(begin)
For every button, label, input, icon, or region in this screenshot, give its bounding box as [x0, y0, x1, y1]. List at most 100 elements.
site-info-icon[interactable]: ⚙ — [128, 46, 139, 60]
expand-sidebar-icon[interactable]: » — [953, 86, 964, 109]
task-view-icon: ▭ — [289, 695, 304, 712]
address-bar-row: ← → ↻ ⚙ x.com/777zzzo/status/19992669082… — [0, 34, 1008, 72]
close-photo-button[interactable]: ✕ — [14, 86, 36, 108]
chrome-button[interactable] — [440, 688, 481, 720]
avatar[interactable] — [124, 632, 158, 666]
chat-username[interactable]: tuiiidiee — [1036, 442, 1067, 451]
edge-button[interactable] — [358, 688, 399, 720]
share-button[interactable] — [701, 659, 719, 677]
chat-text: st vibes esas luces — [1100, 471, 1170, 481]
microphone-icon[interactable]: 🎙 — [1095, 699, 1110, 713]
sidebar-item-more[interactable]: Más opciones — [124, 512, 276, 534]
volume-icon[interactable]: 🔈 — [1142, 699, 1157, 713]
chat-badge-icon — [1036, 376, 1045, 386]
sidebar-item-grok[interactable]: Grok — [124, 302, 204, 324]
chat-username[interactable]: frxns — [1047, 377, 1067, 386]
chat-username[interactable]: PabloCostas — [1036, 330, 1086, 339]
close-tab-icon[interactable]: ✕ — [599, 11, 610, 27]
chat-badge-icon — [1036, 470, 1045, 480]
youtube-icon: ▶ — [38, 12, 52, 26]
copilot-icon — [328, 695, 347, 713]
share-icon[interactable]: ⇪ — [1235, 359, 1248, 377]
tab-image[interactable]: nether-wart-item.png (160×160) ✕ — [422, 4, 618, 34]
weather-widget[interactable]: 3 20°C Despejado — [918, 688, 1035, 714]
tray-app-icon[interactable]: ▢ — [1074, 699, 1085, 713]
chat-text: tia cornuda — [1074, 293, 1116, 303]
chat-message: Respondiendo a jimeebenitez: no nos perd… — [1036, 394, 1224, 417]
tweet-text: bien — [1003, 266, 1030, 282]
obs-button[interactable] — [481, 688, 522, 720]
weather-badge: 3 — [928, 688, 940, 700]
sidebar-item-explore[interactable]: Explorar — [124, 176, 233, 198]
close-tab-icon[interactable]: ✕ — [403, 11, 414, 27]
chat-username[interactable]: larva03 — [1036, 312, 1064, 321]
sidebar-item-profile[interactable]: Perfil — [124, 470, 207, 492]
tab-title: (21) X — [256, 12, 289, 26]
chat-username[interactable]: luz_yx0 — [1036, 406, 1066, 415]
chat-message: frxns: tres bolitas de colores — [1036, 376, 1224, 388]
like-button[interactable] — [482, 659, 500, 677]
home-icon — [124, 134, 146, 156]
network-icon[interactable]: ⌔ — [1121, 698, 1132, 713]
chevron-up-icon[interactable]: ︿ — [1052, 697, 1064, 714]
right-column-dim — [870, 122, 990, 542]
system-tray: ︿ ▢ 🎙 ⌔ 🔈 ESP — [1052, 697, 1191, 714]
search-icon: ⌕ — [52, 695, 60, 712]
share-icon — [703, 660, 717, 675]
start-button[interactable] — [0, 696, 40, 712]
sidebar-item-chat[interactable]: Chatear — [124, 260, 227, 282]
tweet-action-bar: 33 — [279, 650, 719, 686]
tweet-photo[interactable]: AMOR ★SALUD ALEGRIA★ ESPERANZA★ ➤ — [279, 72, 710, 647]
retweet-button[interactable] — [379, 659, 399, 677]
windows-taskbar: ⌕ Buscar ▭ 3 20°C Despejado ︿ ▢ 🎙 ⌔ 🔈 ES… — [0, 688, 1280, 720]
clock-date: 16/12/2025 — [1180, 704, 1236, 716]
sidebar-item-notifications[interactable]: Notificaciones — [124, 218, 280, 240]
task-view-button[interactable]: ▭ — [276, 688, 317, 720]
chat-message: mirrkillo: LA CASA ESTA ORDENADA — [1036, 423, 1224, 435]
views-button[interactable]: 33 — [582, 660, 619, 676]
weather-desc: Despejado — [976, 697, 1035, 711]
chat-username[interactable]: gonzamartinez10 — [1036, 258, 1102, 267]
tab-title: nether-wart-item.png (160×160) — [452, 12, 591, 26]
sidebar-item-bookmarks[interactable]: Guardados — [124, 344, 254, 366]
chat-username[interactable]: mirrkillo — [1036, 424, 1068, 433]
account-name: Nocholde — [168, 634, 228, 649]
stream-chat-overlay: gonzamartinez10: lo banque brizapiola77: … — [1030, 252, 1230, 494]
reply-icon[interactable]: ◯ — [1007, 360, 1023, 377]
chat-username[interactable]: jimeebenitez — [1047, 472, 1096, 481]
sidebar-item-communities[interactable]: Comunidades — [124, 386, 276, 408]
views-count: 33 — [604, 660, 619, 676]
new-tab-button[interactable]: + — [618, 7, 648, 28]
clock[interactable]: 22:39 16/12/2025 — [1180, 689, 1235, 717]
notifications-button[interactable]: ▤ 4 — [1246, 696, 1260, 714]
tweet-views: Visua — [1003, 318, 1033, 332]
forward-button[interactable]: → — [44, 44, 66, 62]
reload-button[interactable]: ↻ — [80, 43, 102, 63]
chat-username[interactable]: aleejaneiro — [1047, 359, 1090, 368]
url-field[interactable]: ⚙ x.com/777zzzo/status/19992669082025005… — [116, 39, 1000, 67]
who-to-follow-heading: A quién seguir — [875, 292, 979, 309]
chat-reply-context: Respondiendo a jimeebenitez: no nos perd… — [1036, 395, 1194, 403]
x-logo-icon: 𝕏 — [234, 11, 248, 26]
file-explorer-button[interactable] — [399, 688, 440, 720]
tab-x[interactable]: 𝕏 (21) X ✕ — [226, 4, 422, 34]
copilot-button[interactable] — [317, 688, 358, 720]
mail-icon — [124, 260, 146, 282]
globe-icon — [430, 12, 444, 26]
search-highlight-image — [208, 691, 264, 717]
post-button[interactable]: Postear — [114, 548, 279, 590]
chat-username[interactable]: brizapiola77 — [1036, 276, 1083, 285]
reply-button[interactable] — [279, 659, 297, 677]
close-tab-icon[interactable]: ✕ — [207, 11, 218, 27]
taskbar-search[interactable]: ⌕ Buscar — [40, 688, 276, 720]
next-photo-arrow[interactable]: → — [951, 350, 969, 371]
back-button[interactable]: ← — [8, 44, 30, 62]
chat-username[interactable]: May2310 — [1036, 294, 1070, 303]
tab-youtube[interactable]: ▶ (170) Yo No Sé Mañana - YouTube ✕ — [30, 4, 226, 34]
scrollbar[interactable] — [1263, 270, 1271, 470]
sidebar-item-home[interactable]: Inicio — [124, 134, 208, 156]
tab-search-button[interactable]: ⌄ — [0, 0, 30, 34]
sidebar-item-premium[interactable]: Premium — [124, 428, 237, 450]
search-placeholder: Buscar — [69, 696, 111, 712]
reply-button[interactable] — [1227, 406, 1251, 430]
(end)
WHAT TO WORK ON: Reproduce all of the material above line for line, without any changes.

SOLUTION FOR THIS PROBLEM:
For every button, label, input, icon, or region in this screenshot, give its bounding box as [x0, y0, x1, y1]. List at most 100 elements.
site-info-icon[interactable]: ⚙ — [128, 46, 139, 60]
expand-sidebar-icon[interactable]: » — [953, 86, 964, 109]
task-view-icon: ▭ — [289, 695, 304, 712]
address-bar-row: ← → ↻ ⚙ x.com/777zzzo/status/19992669082… — [0, 34, 1008, 72]
close-photo-button[interactable]: ✕ — [14, 86, 36, 108]
chrome-button[interactable] — [440, 688, 481, 720]
avatar[interactable] — [124, 632, 158, 666]
chat-username[interactable]: tuiiidiee — [1036, 442, 1067, 451]
edge-button[interactable] — [358, 688, 399, 720]
share-button[interactable] — [701, 659, 719, 677]
chat-text: st vibes esas luces — [1100, 471, 1170, 481]
microphone-icon[interactable]: 🎙 — [1095, 699, 1110, 713]
sidebar-item-more[interactable]: Más opciones — [124, 512, 276, 534]
volume-icon[interactable]: 🔈 — [1142, 699, 1157, 713]
chat-badge-icon — [1036, 376, 1045, 386]
sidebar-item-grok[interactable]: Grok — [124, 302, 204, 324]
chat-username[interactable]: frxns — [1047, 377, 1067, 386]
chat-username[interactable]: PabloCostas — [1036, 330, 1086, 339]
close-tab-icon[interactable]: ✕ — [599, 11, 610, 27]
chat-badge-icon — [1036, 470, 1045, 480]
youtube-icon: ▶ — [38, 12, 52, 26]
copilot-icon — [328, 695, 347, 713]
share-icon[interactable]: ⇪ — [1235, 359, 1248, 377]
tab-image[interactable]: nether-wart-item.png (160×160) ✕ — [422, 4, 618, 34]
weather-widget[interactable]: 3 20°C Despejado — [918, 688, 1035, 714]
tray-app-icon[interactable]: ▢ — [1074, 699, 1085, 713]
chat-text: tia cornuda — [1074, 293, 1116, 303]
chat-message: Respondiendo a jimeebenitez: no nos perd… — [1036, 394, 1224, 417]
tweet-text: bien — [1003, 266, 1030, 282]
obs-button[interactable] — [481, 688, 522, 720]
weather-badge: 3 — [928, 688, 940, 700]
sidebar-item-explore[interactable]: Explorar — [124, 176, 233, 198]
close-tab-icon[interactable]: ✕ — [403, 11, 414, 27]
chat-username[interactable]: larva03 — [1036, 312, 1064, 321]
sidebar-item-profile[interactable]: Perfil — [124, 470, 207, 492]
tab-title: (21) X — [256, 12, 289, 26]
chat-username[interactable]: luz_yx0 — [1036, 406, 1066, 415]
chat-message: frxns: tres bolitas de colores — [1036, 376, 1224, 388]
like-button[interactable] — [482, 659, 500, 677]
home-icon — [124, 134, 146, 156]
network-icon[interactable]: ⌔ — [1121, 698, 1132, 713]
chevron-up-icon[interactable]: ︿ — [1052, 697, 1064, 714]
right-column-dim — [870, 122, 990, 542]
system-tray: ︿ ▢ 🎙 ⌔ 🔈 ESP — [1052, 697, 1191, 714]
search-icon: ⌕ — [52, 695, 60, 712]
share-icon — [703, 660, 717, 675]
start-button[interactable] — [0, 696, 40, 712]
sidebar-item-chat[interactable]: Chatear — [124, 260, 227, 282]
tweet-action-bar: 33 — [279, 650, 719, 686]
tweet-photo[interactable]: AMOR ★SALUD ALEGRIA★ ESPERANZA★ ➤ — [279, 72, 710, 647]
retweet-button[interactable] — [379, 659, 399, 677]
windows-taskbar: ⌕ Buscar ▭ 3 20°C Despejado ︿ ▢ 🎙 ⌔ 🔈 ES… — [0, 688, 1280, 720]
clock-date: 16/12/2025 — [1180, 704, 1236, 716]
sidebar-item-notifications[interactable]: Notificaciones — [124, 218, 280, 240]
task-view-button[interactable]: ▭ — [276, 688, 317, 720]
chat-message: mirrkillo: LA CASA ESTA ORDENADA — [1036, 423, 1224, 435]
views-button[interactable]: 33 — [582, 660, 619, 676]
weather-desc: Despejado — [976, 697, 1035, 711]
chat-username[interactable]: gonzamartinez10 — [1036, 258, 1102, 267]
tab-title: nether-wart-item.png (160×160) — [452, 12, 591, 26]
sidebar-item-bookmarks[interactable]: Guardados — [124, 344, 254, 366]
chat-username[interactable]: mirrkillo — [1036, 424, 1068, 433]
account-name: Nocholde — [168, 634, 228, 649]
stream-chat-overlay: gonzamartinez10: lo banque brizapiola77: … — [1030, 252, 1230, 494]
reply-icon[interactable]: ◯ — [1007, 360, 1023, 377]
chat-username[interactable]: jimeebenitez — [1047, 472, 1096, 481]
sidebar-item-communities[interactable]: Comunidades — [124, 386, 276, 408]
views-count: 33 — [604, 660, 619, 676]
new-tab-button[interactable]: + — [618, 7, 648, 28]
clock[interactable]: 22:39 16/12/2025 — [1180, 689, 1235, 717]
notifications-button[interactable]: ▤ 4 — [1246, 696, 1260, 714]
tweet-views: Visua — [1003, 318, 1033, 332]
forward-button[interactable]: → — [44, 44, 66, 62]
reload-button[interactable]: ↻ — [80, 43, 102, 63]
chat-username[interactable]: aleejaneiro — [1047, 359, 1090, 368]
url-field[interactable]: ⚙ x.com/777zzzo/status/19992669082025005… — [116, 39, 1000, 67]
who-to-follow-heading: A quién seguir — [875, 292, 979, 309]
chat-reply-context: Respondiendo a jimeebenitez: no nos perd… — [1036, 395, 1194, 403]
x-logo-icon: 𝕏 — [234, 11, 248, 26]
file-explorer-button[interactable] — [399, 688, 440, 720]
tab-x[interactable]: 𝕏 (21) X ✕ — [226, 4, 422, 34]
copilot-button[interactable] — [317, 688, 358, 720]
mail-icon — [124, 260, 146, 282]
globe-icon — [430, 12, 444, 26]
search-highlight-image — [208, 691, 264, 717]
post-button[interactable]: Postear — [114, 548, 279, 590]
chat-username[interactable]: brizapiola77 — [1036, 276, 1083, 285]
reply-button[interactable] — [279, 659, 297, 677]
close-tab-icon[interactable]: ✕ — [207, 11, 218, 27]
taskbar-search[interactable]: ⌕ Buscar — [40, 688, 276, 720]
next-photo-arrow[interactable]: → — [951, 350, 969, 371]
back-button[interactable]: ← — [8, 44, 30, 62]
chat-username[interactable]: May2310 — [1036, 294, 1070, 303]
tab-youtube[interactable]: ▶ (170) Yo No Sé Mañana - YouTube ✕ — [30, 4, 226, 34]
scrollbar[interactable] — [1263, 270, 1271, 470]
sidebar-item-home[interactable]: Inicio — [124, 134, 208, 156]
tab-search-button[interactable]: ⌄ — [0, 0, 30, 34]
sidebar-item-premium[interactable]: Premium — [124, 428, 237, 450]
search-placeholder: Buscar — [69, 696, 111, 712]
reply-button[interactable] — [1227, 406, 1251, 430]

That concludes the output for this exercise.